§ **Dataset items**
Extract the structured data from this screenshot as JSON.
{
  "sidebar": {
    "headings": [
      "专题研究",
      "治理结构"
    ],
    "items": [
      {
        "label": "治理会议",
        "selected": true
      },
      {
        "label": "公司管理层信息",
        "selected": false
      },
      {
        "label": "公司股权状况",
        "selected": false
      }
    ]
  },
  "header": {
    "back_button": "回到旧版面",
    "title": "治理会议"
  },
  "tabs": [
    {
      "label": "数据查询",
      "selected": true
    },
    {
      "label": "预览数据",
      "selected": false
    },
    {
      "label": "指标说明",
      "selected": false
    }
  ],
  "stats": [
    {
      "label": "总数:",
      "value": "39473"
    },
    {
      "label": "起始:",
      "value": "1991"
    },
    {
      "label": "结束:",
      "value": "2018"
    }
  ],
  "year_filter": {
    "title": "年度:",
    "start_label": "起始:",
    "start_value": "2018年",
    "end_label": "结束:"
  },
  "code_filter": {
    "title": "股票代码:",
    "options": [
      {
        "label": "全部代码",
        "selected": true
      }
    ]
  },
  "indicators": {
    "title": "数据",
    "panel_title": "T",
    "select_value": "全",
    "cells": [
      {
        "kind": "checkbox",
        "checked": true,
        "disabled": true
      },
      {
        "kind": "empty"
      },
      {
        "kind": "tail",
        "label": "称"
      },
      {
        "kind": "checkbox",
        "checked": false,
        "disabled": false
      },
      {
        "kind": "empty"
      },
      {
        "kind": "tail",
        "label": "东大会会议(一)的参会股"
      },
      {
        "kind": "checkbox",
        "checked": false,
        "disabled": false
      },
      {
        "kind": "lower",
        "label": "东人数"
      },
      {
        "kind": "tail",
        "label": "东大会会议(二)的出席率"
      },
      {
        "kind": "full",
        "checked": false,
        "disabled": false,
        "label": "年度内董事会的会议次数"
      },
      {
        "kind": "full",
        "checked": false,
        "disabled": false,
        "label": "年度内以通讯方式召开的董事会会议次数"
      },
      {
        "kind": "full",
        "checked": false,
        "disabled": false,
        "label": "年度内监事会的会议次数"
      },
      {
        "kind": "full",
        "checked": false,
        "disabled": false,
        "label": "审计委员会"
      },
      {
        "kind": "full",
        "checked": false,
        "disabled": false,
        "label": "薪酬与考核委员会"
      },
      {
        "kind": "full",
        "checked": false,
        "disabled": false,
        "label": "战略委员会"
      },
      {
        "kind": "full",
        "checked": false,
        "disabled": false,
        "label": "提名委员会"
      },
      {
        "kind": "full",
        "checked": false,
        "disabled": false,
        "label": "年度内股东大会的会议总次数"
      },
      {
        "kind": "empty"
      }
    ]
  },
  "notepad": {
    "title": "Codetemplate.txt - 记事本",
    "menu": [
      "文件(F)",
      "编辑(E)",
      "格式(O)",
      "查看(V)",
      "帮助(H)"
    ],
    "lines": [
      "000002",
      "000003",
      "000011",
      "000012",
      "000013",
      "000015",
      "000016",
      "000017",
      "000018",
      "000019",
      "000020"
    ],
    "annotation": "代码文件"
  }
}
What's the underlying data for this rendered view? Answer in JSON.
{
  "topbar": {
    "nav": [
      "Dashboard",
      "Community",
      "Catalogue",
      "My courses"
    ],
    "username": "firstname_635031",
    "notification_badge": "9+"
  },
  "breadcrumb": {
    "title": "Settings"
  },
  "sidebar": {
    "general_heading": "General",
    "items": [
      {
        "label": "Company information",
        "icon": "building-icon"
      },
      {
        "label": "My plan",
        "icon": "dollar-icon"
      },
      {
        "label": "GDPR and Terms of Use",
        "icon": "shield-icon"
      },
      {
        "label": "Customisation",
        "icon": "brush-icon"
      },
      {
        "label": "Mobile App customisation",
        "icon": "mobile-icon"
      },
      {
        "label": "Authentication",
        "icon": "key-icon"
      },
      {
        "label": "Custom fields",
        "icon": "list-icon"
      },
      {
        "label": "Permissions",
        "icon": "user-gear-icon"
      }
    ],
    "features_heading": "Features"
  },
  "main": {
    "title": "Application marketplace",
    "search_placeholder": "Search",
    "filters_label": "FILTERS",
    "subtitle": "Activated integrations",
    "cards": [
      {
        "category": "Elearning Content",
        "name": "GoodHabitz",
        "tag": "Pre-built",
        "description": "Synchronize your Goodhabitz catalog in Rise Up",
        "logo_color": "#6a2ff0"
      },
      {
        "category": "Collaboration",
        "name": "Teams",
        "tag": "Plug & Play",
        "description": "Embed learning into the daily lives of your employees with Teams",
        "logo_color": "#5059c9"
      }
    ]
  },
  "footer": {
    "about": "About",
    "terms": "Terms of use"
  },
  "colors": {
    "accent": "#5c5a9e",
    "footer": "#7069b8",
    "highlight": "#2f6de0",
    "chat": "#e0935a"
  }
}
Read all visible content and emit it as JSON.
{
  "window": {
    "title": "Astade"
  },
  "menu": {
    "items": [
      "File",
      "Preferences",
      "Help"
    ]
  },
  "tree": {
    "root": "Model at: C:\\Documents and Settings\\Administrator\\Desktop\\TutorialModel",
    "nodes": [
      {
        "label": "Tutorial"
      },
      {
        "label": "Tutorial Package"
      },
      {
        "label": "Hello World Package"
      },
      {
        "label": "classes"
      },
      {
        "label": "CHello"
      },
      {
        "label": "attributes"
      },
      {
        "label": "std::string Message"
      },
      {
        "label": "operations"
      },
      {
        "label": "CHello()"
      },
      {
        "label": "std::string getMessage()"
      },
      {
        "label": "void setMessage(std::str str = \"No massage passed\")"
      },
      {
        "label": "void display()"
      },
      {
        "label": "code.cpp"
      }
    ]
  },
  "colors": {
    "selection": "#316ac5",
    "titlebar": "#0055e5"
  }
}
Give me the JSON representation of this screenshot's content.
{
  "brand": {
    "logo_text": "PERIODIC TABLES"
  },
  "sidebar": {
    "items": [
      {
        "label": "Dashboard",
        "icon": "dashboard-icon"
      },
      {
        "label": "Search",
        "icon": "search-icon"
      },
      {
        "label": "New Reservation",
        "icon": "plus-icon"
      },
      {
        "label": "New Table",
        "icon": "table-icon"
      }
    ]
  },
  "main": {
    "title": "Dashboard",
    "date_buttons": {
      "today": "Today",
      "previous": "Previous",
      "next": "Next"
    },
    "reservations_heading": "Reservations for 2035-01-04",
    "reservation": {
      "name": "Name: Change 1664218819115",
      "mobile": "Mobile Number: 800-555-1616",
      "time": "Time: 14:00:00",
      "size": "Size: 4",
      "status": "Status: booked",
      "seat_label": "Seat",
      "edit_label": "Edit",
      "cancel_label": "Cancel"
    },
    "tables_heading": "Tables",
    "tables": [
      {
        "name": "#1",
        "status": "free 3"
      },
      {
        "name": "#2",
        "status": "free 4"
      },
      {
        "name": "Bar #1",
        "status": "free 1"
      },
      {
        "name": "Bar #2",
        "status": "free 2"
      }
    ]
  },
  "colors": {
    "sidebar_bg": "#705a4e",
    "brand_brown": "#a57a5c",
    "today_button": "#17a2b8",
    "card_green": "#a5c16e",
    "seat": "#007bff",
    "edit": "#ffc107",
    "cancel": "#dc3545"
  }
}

§ **Exercise requirements**
Make an exact copy of every line in the data.

§ **Finished exercise**
Extract the structured data from this screenshot as JSON.
{
  "sidebar": {
    "headings": [
      "专题研究",
      "治理结构"
    ],
    "items": [
      {
        "label": "治理会议",
        "selected": true
      },
      {
        "label": "公司管理层信息",
        "selected": false
      },
      {
        "label": "公司股权状况",
        "selected": false
      }
    ]
  },
  "header": {
    "back_button": "回到旧版面",
    "title": "治理会议"
  },
  "tabs": [
    {
      "label": "数据查询",
      "selected": true
    },
    {
      "label": "预览数据",
      "selected": false
    },
    {
      "label": "指标说明",
      "selected": false
    }
  ],
  "stats": [
    {
      "label": "总数:",
      "value": "39473"
    },
    {
      "label": "起始:",
      "value": "1991"
    },
    {
      "label": "结束:",
      "value": "2018"
    }
  ],
  "year_filter": {
    "title": "年度:",
    "start_label": "起始:",
    "start_value": "2018年",
    "end_label": "结束:"
  },
  "code_filter": {
    "title": "股票代码:",
    "options": [
      {
        "label": "全部代码",
        "selected": true
      }
    ]
  },
  "indicators": {
    "title": "数据",
    "panel_title": "T",
    "select_value": "全",
    "cells": [
      {
        "kind": "checkbox",
        "checked": true,
        "disabled": true
      },
      {
        "kind": "empty"
      },
      {
        "kind": "tail",
        "label": "称"
      },
      {
        "kind": "checkbox",
        "checked": false,
        "disabled": false
      },
      {
        "kind": "empty"
      },
      {
        "kind": "tail",
        "label": "东大会会议(一)的参会股"
      },
      {
        "kind": "checkbox",
        "checked": false,
        "disabled": false
      },
      {
        "kind": "lower",
        "label": "东人数"
      },
      {
        "kind": "tail",
        "label": "东大会会议(二)的出席率"
      },
      {
        "kind": "full",
        "checked": false,
        "disabled": false,
        "label": "年度内董事会的会议次数"
      },
      {
        "kind": "full",
        "checked": false,
        "disabled": false,
        "label": "年度内以通讯方式召开的董事会会议次数"
      },
      {
        "kind": "full",
        "checked": false,
        "disabled": false,
        "label": "年度内监事会的会议次数"
      },
      {
        "kind": "full",
        "checked": false,
        "disabled": false,
        "label": "审计委员会"
      },
      {
        "kind": "full",
        "checked": false,
        "disabled": false,
        "label": "薪酬与考核委员会"
      },
      {
        "kind": "full",
        "checked": false,
        "disabled": false,
        "label": "战略委员会"
      },
      {
        "kind": "full",
        "checked": false,
        "disabled": false,
        "label": "提名委员会"
      },
      {
        "kind": "full",
        "checked": false,
        "disabled": false,
        "label": "年度内股东大会的会议总次数"
      },
      {
        "kind": "empty"
      }
    ]
  },
  "notepad": {
    "title": "Codetemplate.txt - 记事本",
    "menu": [
      "文件(F)",
      "编辑(E)",
      "格式(O)",
      "查看(V)",
      "帮助(H)"
    ],
    "lines": [
      "000002",
      "000003",
      "000011",
      "000012",
      "000013",
      "000015",
      "000016",
      "000017",
      "000018",
      "000019",
      "000020"
    ],
    "annotation": "代码文件"
  }
}
What's the underlying data for this rendered view? Answer in JSON.
{
  "topbar": {
    "nav": [
      "Dashboard",
      "Community",
      "Catalogue",
      "My courses"
    ],
    "username": "firstname_635031",
    "notification_badge": "9+"
  },
  "breadcrumb": {
    "title": "Settings"
  },
  "sidebar": {
    "general_heading": "General",
    "items": [
      {
        "label": "Company information",
        "icon": "building-icon"
      },
      {
        "label": "My plan",
        "icon": "dollar-icon"
      },
      {
        "label": "GDPR and Terms of Use",
        "icon": "shield-icon"
      },
      {
        "label": "Customisation",
        "icon": "brush-icon"
      },
      {
        "label": "Mobile App customisation",
        "icon": "mobile-icon"
      },
      {
        "label": "Authentication",
        "icon": "key-icon"
      },
      {
        "label": "Custom fields",
        "icon": "list-icon"
      },
      {
        "label": "Permissions",
        "icon": "user-gear-icon"
      }
    ],
    "features_heading": "Features"
  },
  "main": {
    "title": "Application marketplace",
    "search_placeholder": "Search",
    "filters_label": "FILTERS",
    "subtitle": "Activated integrations",
    "cards": [
      {
        "category": "Elearning Content",
        "name": "GoodHabitz",
        "tag": "Pre-built",
        "description": "Synchronize your Goodhabitz catalog in Rise Up",
        "logo_color": "#6a2ff0"
      },
      {
        "category": "Collaboration",
        "name": "Teams",
        "tag": "Plug & Play",
        "description": "Embed learning into the daily lives of your employees with Teams",
        "logo_color": "#5059c9"
      }
    ]
  },
  "footer": {
    "about": "About",
    "terms": "Terms of use"
  },
  "colors": {
    "accent": "#5c5a9e",
    "footer": "#7069b8",
    "highlight": "#2f6de0",
    "chat": "#e0935a"
  }
}
Read all visible content and emit it as JSON.
{
  "window": {
    "title": "Astade"
  },
  "menu": {
    "items": [
      "File",
      "Preferences",
      "Help"
    ]
  },
  "tree": {
    "root": "Model at: C:\\Documents and Settings\\Administrator\\Desktop\\TutorialModel",
    "nodes": [
      {
        "label": "Tutorial"
      },
      {
        "label": "Tutorial Package"
      },
      {
        "label": "Hello World Package"
      },
      {
        "label": "classes"
      },
      {
        "label": "CHello"
      },
      {
        "label": "attributes"
      },
      {
        "label": "std::string Message"
      },
      {
        "label": "operations"
      },
      {
        "label": "CHello()"
      },
      {
        "label": "std::string getMessage()"
      },
      {
        "label": "void setMessage(std::str str = \"No massage passed\")"
      },
      {
        "label": "void display()"
      },
      {
        "label": "code.cpp"
      }
    ]
  },
  "colors": {
    "selection": "#316ac5",
    "titlebar": "#0055e5"
  }
}
Give me the JSON representation of this screenshot's content.
{
  "brand": {
    "logo_text": "PERIODIC TABLES"
  },
  "sidebar": {
    "items": [
      {
        "label": "Dashboard",
        "icon": "dashboard-icon"
      },
      {
        "label": "Search",
        "icon": "search-icon"
      },
      {
        "label": "New Reservation",
        "icon": "plus-icon"
      },
      {
        "label": "New Table",
        "icon": "table-icon"
      }
    ]
  },
  "main": {
    "title": "Dashboard",
    "date_buttons": {
      "today": "Today",
      "previous": "Previous",
      "next": "Next"
    },
    "reservations_heading": "Reservations for 2035-01-04",
    "reservation": {
      "name": "Name: Change 1664218819115",
      "mobile": "Mobile Number: 800-555-1616",
      "time": "Time: 14:00:00",
      "size": "Size: 4",
      "status": "Status: booked",
      "seat_label": "Seat",
      "edit_label": "Edit",
      "cancel_label": "Cancel"
    },
    "tables_heading": "Tables",
    "tables": [
      {
        "name": "#1",
        "status": "free 3"
      },
      {
        "name": "#2",
        "status": "free 4"
      },
      {
        "name": "Bar #1",
        "status": "free 1"
      },
      {
        "name": "Bar #2",
        "status": "free 2"
      }
    ]
  },
  "colors": {
    "sidebar_bg": "#705a4e",
    "brand_brown": "#a57a5c",
    "today_button": "#17a2b8",
    "card_green": "#a5c16e",
    "seat": "#007bff",
    "edit": "#ffc107",
    "cancel": "#dc3545"
  }
}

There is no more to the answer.